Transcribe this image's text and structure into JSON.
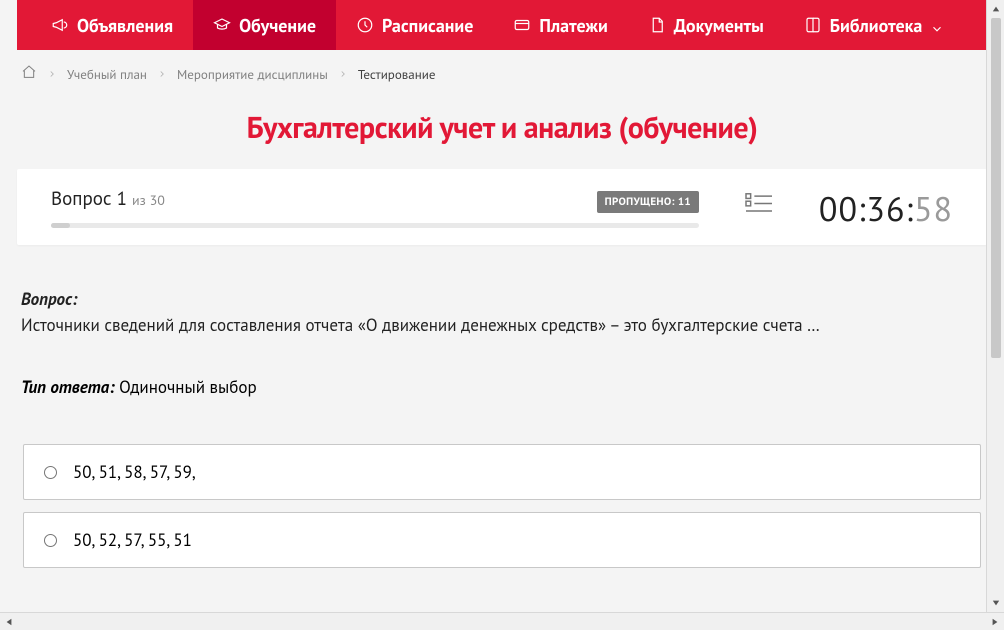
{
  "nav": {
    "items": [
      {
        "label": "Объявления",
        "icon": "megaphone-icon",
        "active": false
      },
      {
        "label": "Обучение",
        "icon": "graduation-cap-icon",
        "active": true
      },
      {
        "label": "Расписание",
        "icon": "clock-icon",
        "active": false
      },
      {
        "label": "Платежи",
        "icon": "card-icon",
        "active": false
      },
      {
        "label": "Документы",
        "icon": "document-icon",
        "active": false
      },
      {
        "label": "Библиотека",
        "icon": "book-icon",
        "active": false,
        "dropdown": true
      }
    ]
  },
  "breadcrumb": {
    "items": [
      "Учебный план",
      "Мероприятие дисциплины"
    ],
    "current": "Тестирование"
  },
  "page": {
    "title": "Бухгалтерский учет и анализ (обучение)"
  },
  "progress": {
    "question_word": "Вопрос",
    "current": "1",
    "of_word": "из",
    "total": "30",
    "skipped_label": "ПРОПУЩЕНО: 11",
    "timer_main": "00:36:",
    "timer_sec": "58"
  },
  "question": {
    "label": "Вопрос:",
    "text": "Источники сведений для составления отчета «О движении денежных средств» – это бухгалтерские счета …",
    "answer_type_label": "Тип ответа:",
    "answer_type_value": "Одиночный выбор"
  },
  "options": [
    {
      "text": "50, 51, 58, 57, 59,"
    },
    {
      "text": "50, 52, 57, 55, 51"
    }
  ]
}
==
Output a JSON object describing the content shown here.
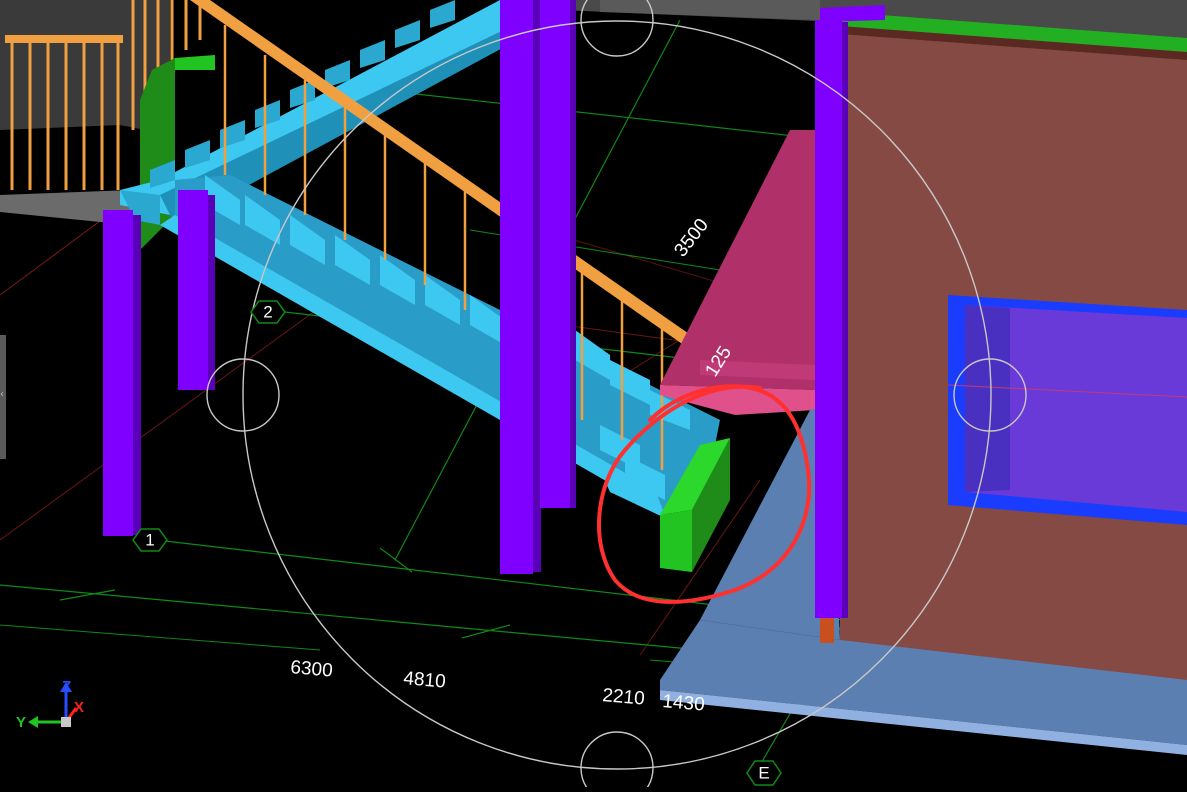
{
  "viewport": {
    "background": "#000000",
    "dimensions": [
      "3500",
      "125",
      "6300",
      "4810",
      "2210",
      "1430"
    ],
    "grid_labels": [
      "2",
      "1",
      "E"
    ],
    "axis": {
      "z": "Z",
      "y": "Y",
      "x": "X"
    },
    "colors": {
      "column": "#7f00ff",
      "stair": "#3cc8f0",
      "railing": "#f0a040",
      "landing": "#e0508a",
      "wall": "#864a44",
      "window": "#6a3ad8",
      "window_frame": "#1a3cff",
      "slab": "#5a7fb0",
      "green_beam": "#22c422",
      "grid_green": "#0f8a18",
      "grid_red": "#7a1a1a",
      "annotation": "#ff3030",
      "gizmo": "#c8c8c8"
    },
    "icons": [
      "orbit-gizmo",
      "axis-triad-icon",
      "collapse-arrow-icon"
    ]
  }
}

→ PROBLEM DESCRIPTION:
Gather every line from the listing above in which "text" appears, and copy those lines.

→ CORRECT ANSWER:
Transcribe this image's text and structure into JSON.
    "text": "Источники сведений для составления отчета «О движении денежных средств» – это бухгалтерские счета …",
      "text": "50, 51, 58, 57, 59,"
      "text": "50, 52, 57, 55, 51"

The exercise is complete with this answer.